## WORK TO DO:
Repeat the full listing, word for word.
▬▬▬▬▬▬
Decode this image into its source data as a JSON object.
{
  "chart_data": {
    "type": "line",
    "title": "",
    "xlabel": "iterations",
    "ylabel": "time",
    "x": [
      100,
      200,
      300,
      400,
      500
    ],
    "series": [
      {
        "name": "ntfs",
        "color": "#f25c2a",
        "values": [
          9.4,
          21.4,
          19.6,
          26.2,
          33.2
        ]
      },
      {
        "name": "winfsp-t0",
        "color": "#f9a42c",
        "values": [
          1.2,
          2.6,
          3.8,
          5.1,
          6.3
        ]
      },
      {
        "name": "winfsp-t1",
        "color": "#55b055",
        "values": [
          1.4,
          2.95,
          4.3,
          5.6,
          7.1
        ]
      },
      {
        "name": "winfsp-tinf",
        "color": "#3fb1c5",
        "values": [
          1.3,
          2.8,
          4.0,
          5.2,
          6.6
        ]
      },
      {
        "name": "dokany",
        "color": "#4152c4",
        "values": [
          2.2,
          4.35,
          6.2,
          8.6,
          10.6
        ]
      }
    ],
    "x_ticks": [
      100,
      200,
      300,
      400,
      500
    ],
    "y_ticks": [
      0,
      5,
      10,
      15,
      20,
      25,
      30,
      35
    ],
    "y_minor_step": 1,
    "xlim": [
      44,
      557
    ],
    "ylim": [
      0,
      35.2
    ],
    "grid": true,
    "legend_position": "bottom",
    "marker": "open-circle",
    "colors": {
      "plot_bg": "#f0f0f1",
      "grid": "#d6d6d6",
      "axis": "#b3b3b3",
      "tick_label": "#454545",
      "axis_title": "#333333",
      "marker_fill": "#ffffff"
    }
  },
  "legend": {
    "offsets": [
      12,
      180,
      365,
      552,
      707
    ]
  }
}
▬▬▬▬▬▬
## ANSWER TO THE PROBLEM:
Decode this image into its source data as a JSON object.
{
  "chart_data": {
    "type": "line",
    "title": "",
    "xlabel": "iterations",
    "ylabel": "time",
    "x": [
      100,
      200,
      300,
      400,
      500
    ],
    "series": [
      {
        "name": "ntfs",
        "color": "#f25c2a",
        "values": [
          9.4,
          21.4,
          19.6,
          26.2,
          33.2
        ]
      },
      {
        "name": "winfsp-t0",
        "color": "#f9a42c",
        "values": [
          1.2,
          2.6,
          3.8,
          5.1,
          6.3
        ]
      },
      {
        "name": "winfsp-t1",
        "color": "#55b055",
        "values": [
          1.4,
          2.95,
          4.3,
          5.6,
          7.1
        ]
      },
      {
        "name": "winfsp-tinf",
        "color": "#3fb1c5",
        "values": [
          1.3,
          2.8,
          4.0,
          5.2,
          6.6
        ]
      },
      {
        "name": "dokany",
        "color": "#4152c4",
        "values": [
          2.2,
          4.35,
          6.2,
          8.6,
          10.6
        ]
      }
    ],
    "x_ticks": [
      100,
      200,
      300,
      400,
      500
    ],
    "y_ticks": [
      0,
      5,
      10,
      15,
      20,
      25,
      30,
      35
    ],
    "y_minor_step": 1,
    "xlim": [
      44,
      557
    ],
    "ylim": [
      0,
      35.2
    ],
    "grid": true,
    "legend_position": "bottom",
    "marker": "open-circle",
    "colors": {
      "plot_bg": "#f0f0f1",
      "grid": "#d6d6d6",
      "axis": "#b3b3b3",
      "tick_label": "#454545",
      "axis_title": "#333333",
      "marker_fill": "#ffffff"
    }
  },
  "legend": {
    "offsets": [
      12,
      180,
      365,
      552,
      707
    ]
  }
}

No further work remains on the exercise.